**Problem to work on:**
Copy every line of the records below where the word "moines" occurs.

Stored data entries:

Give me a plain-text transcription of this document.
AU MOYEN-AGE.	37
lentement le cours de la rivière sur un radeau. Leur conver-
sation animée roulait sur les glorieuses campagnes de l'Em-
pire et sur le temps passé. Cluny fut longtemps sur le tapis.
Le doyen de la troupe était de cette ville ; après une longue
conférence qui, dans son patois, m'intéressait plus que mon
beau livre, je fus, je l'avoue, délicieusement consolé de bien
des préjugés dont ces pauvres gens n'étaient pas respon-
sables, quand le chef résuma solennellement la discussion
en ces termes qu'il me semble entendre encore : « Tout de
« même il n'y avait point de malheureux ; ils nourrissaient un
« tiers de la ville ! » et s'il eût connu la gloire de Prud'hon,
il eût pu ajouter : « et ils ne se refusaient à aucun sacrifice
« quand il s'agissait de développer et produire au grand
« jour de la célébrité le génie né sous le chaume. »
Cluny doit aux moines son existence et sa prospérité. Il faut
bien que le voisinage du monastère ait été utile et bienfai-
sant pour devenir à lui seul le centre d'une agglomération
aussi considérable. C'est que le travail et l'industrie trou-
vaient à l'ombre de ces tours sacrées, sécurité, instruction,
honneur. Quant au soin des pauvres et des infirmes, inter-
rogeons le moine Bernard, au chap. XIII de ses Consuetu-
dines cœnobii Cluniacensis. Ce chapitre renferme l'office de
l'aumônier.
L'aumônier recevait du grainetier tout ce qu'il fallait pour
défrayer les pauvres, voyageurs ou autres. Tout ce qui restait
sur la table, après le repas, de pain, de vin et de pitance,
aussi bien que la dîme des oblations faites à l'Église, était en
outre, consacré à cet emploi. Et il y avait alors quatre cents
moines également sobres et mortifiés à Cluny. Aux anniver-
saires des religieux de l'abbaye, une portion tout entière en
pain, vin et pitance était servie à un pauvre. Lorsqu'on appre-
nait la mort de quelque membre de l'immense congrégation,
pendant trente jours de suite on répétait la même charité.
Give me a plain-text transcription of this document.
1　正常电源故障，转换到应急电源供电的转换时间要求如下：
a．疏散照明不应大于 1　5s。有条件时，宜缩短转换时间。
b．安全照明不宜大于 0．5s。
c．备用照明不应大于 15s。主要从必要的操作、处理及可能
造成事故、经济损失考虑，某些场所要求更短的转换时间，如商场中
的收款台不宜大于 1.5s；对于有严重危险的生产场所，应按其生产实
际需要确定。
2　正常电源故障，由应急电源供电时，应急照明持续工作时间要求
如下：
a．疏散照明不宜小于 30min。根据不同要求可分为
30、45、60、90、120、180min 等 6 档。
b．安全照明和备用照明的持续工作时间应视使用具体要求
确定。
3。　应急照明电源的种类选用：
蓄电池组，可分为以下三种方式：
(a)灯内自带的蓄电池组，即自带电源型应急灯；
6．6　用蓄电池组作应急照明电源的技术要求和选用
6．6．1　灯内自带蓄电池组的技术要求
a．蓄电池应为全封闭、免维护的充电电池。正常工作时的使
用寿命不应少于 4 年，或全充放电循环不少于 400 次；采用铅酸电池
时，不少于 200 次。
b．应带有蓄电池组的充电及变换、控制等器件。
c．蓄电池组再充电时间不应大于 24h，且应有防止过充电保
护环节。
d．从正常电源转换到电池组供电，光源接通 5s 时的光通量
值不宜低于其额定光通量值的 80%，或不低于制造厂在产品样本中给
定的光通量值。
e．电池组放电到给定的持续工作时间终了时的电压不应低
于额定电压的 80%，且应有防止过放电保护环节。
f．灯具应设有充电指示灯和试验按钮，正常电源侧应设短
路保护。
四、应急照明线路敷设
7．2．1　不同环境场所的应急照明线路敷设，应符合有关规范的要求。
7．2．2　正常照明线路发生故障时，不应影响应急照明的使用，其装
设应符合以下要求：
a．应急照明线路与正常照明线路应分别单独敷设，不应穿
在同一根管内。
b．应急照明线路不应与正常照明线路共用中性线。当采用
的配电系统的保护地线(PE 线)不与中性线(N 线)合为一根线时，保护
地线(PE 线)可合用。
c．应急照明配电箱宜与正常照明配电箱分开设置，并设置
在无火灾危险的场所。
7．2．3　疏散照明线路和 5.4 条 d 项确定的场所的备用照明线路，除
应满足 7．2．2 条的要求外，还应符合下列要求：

**Output below:**
Cluny doit aux moines son existence et sa prospérité. Il faut
moines également sobres et mortifiés à Cluny. Aux anniver-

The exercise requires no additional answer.